**Description of the task:** Quote, verbatim, all material below, without pictures.

--- Begin ---

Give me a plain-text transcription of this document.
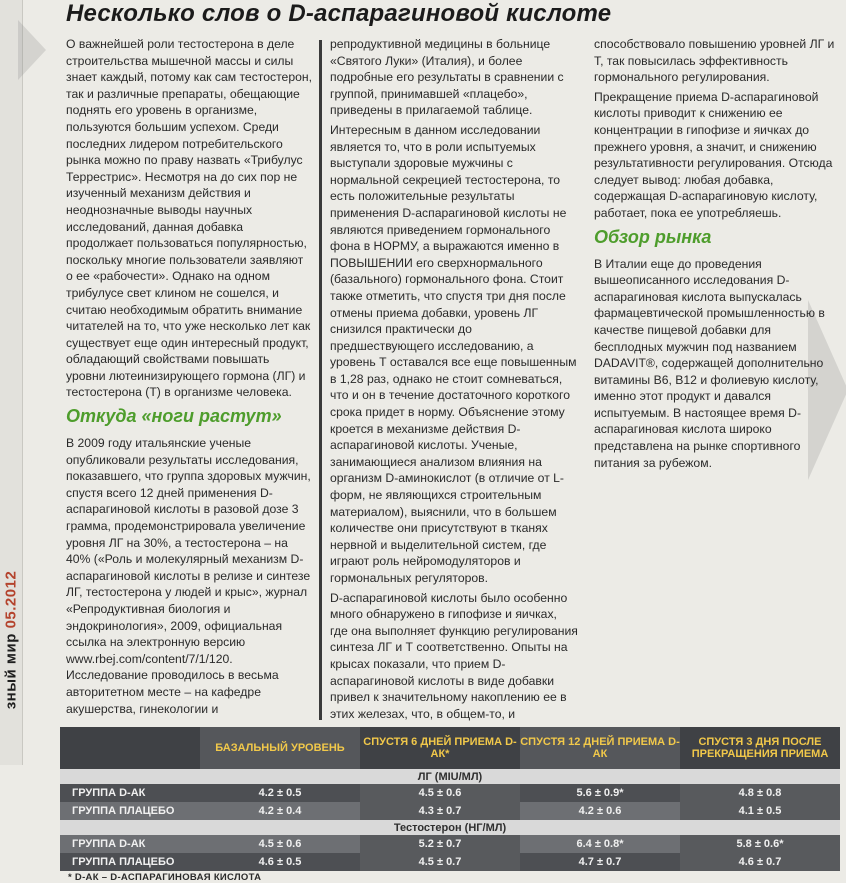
зный мир 05.2012
Несколько слов о D-аспарагиновой кислоте

О важнейшей роли тестостерона в деле строительства мышечной массы и силы знает каждый, потому как сам тестостерон, так и различные препараты, обещающие поднять его уровень в организме, пользуются большим успехом. Среди последних лидером потребительского рынка можно по праву назвать «Трибулус Террестрис». Несмотря на до сих пор не изученный механизм действия и неоднозначные выводы научных исследований, данная добавка продолжает пользоваться популярностью, поскольку многие пользователи заявляют о ее «рабочести». Однако на одном трибулусе свет клином не сошелся, и считаю необходимым обратить внимание читателей на то, что уже несколько лет как существует еще один интересный продукт, обладающий свойствами повышать уровни лютеинизирующего гормона (ЛГ) и тестостерона (Т) в организме человека.

Откуда «ноги растут»

В 2009 году итальянские ученые опубликовали результаты исследования, показавшего, что группа здоровых мужчин, спустя всего 12 дней применения D-аспарагиновой кислоты в разовой дозе 3 грамма, продемонстрировала увеличение уровня ЛГ на 30%, а тестостерона – на 40% («Роль и молекулярный механизм D-аспарагиновой кислоты в релизе и синтезе ЛГ, тестостерона у людей и крыс», журнал «Репродуктивная биология и эндокринология», 2009, официальная ссылка на электронную версию www.rbej.com/content/7/1/120. Исследование проводилось в весьма авторитетном месте – на кафедре акушерства, гинекологии и

репродуктивной медицины в больнице «Святого Луки» (Италия), и более подробные его результаты в сравнении с группой, принимавшей «плацебо», приведены в прилагаемой таблице.

Интересным в данном исследовании является то, что в роли испытуемых выступали здоровые мужчины с нормальной секрецией тестостерона, то есть положительные результаты применения D-аспарагиновой кислоты не являются приведением гормонального фона в НОРМУ, а выражаются именно в ПОВЫШЕНИИ его сверхнормального (базального) гормонального фона. Стоит также отметить, что спустя три дня после отмены приема добавки, уровень ЛГ снизился практически до предшествующего исследованию, а уровень Т оставался все еще повышенным в 1,28 раз, однако не стоит сомневаться, что и он в течение достаточного короткого срока придет в норму. Объяснение этому кроется в механизме действия D-аспарагиновой кислоты. Ученые, занимающиеся анализом влияния на организм D-аминокислот (в отличие от L-форм, не являющихся строительным материалом), выяснили, что в большем количестве они присутствуют в тканях нервной и выделительной систем, где играют роль нейромодуляторов и гормональных регуляторов.

D-аспарагиновой кислоты было особенно много обнаружено в гипофизе и яичках, где она выполняет функцию регулирования синтеза ЛГ и Т соответственно. Опыты на крысах показали, что прием D-аспарагиновой кислоты в виде добавки привел к значительному накоплению ее в этих железах, что, в общем-то, и

способствовало повышению уровней ЛГ и Т, так повысилась эффективность гормонального регулирования.

Прекращение приема D-аспарагиновой кислоты приводит к снижению ее концентрации в гипофизе и яичках до прежнего уровня, а значит, и снижению результативности регулирования. Отсюда следует вывод: любая добавка, содержащая D-аспарагиновую кислоту, работает, пока ее употребляешь.

Обзор рынка

В Италии еще до проведения вышеописанного исследования D-аспарагиновая кислота выпускалась фармацевтической промышленностью в качестве пищевой добавки для бесплодных мужчин под названием DADAVIT®, содержащей дополнительно витамины В6, В12 и фолиевую кислоту, именно этот продукт и давался испытуемым. В настоящее время D-аспарагиновая кислота широко представлена на рынке спортивного питания за рубежом.

	БАЗАЛЬНЫЙ УРОВЕНЬ	СПУСТЯ 6 ДНЕЙ ПРИЕМА D-АК*	СПУСТЯ 12 ДНЕЙ ПРИЕМА D-АК	СПУСТЯ 3 ДНЯ ПОСЛЕ ПРЕКРАЩЕНИЯ ПРИЕМА
ЛГ (MIU/МЛ)				
ГРУППА D-АК	4.2 ± 0.5	4.5 ± 0.6	5.6 ± 0.9*	4.8 ± 0.8
ГРУППА ПЛАЦЕБО	4.2 ± 0.4	4.3 ± 0.7	4.2 ± 0.6	4.1 ± 0.5
Тестостерон (НГ/МЛ)				
ГРУППА D-АК	4.5 ± 0.6	5.2 ± 0.7	6.4 ± 0.8*	5.8 ± 0.6*
ГРУППА ПЛАЦЕБО	4.6 ± 0.5	4.5 ± 0.7	4.7 ± 0.7	4.6 ± 0.7
* D-АК – D-АСПАРАГИНОВАЯ КИСЛОТА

--- End ---

**Problem solution:**
Give me a plain-text transcription of this document.
зный мир 05.2012
Несколько слов о D-аспарагиновой кислоте

О важнейшей роли тестостерона в деле строительства мышечной массы и силы знает каждый, потому как сам тестостерон, так и различные препараты, обещающие поднять его уровень в организме, пользуются большим успехом. Среди последних лидером потребительского рынка можно по праву назвать «Трибулус Террестрис». Несмотря на до сих пор не изученный механизм действия и неоднозначные выводы научных исследований, данная добавка продолжает пользоваться популярностью, поскольку многие пользователи заявляют о ее «рабочести». Однако на одном трибулусе свет клином не сошелся, и считаю необходимым обратить внимание читателей на то, что уже несколько лет как существует еще один интересный продукт, обладающий свойствами повышать уровни лютеинизирующего гормона (ЛГ) и тестостерона (Т) в организме человека.

Откуда «ноги растут»

В 2009 году итальянские ученые опубликовали результаты исследования, показавшего, что группа здоровых мужчин, спустя всего 12 дней применения D-аспарагиновой кислоты в разовой дозе 3 грамма, продемонстрировала увеличение уровня ЛГ на 30%, а тестостерона – на 40% («Роль и молекулярный механизм D-аспарагиновой кислоты в релизе и синтезе ЛГ, тестостерона у людей и крыс», журнал «Репродуктивная биология и эндокринология», 2009, официальная ссылка на электронную версию www.rbej.com/content/7/1/120. Исследование проводилось в весьма авторитетном месте – на кафедре акушерства, гинекологии и

репродуктивной медицины в больнице «Святого Луки» (Италия), и более подробные его результаты в сравнении с группой, принимавшей «плацебо», приведены в прилагаемой таблице.

Интересным в данном исследовании является то, что в роли испытуемых выступали здоровые мужчины с нормальной секрецией тестостерона, то есть положительные результаты применения D-аспарагиновой кислоты не являются приведением гормонального фона в НОРМУ, а выражаются именно в ПОВЫШЕНИИ его сверхнормального (базального) гормонального фона. Стоит также отметить, что спустя три дня после отмены приема добавки, уровень ЛГ снизился практически до предшествующего исследованию, а уровень Т оставался все еще повышенным в 1,28 раз, однако не стоит сомневаться, что и он в течение достаточного короткого срока придет в норму. Объяснение этому кроется в механизме действия D-аспарагиновой кислоты. Ученые, занимающиеся анализом влияния на организм D-аминокислот (в отличие от L-форм, не являющихся строительным материалом), выяснили, что в большем количестве они присутствуют в тканях нервной и выделительной систем, где играют роль нейромодуляторов и гормональных регуляторов.

D-аспарагиновой кислоты было особенно много обнаружено в гипофизе и яичках, где она выполняет функцию регулирования синтеза ЛГ и Т соответственно. Опыты на крысах показали, что прием D-аспарагиновой кислоты в виде добавки привел к значительному накоплению ее в этих железах, что, в общем-то, и

способствовало повышению уровней ЛГ и Т, так повысилась эффективность гормонального регулирования.

Прекращение приема D-аспарагиновой кислоты приводит к снижению ее концентрации в гипофизе и яичках до прежнего уровня, а значит, и снижению результативности регулирования. Отсюда следует вывод: любая добавка, содержащая D-аспарагиновую кислоту, работает, пока ее употребляешь.

Обзор рынка

В Италии еще до проведения вышеописанного исследования D-аспарагиновая кислота выпускалась фармацевтической промышленностью в качестве пищевой добавки для бесплодных мужчин под названием DADAVIT®, содержащей дополнительно витамины В6, В12 и фолиевую кислоту, именно этот продукт и давался испытуемым. В настоящее время D-аспарагиновая кислота широко представлена на рынке спортивного питания за рубежом.

	БАЗАЛЬНЫЙ УРОВЕНЬ	СПУСТЯ 6 ДНЕЙ ПРИЕМА D-АК*	СПУСТЯ 12 ДНЕЙ ПРИЕМА D-АК	СПУСТЯ 3 ДНЯ ПОСЛЕ ПРЕКРАЩЕНИЯ ПРИЕМА
ЛГ (MIU/МЛ)				
ГРУППА D-АК	4.2 ± 0.5	4.5 ± 0.6	5.6 ± 0.9*	4.8 ± 0.8
ГРУППА ПЛАЦЕБО	4.2 ± 0.4	4.3 ± 0.7	4.2 ± 0.6	4.1 ± 0.5
Тестостерон (НГ/МЛ)				
ГРУППА D-АК	4.5 ± 0.6	5.2 ± 0.7	6.4 ± 0.8*	5.8 ± 0.6*
ГРУППА ПЛАЦЕБО	4.6 ± 0.5	4.5 ± 0.7	4.7 ± 0.7	4.6 ± 0.7
* D-АК – D-АСПАРАГИНОВАЯ КИСЛОТА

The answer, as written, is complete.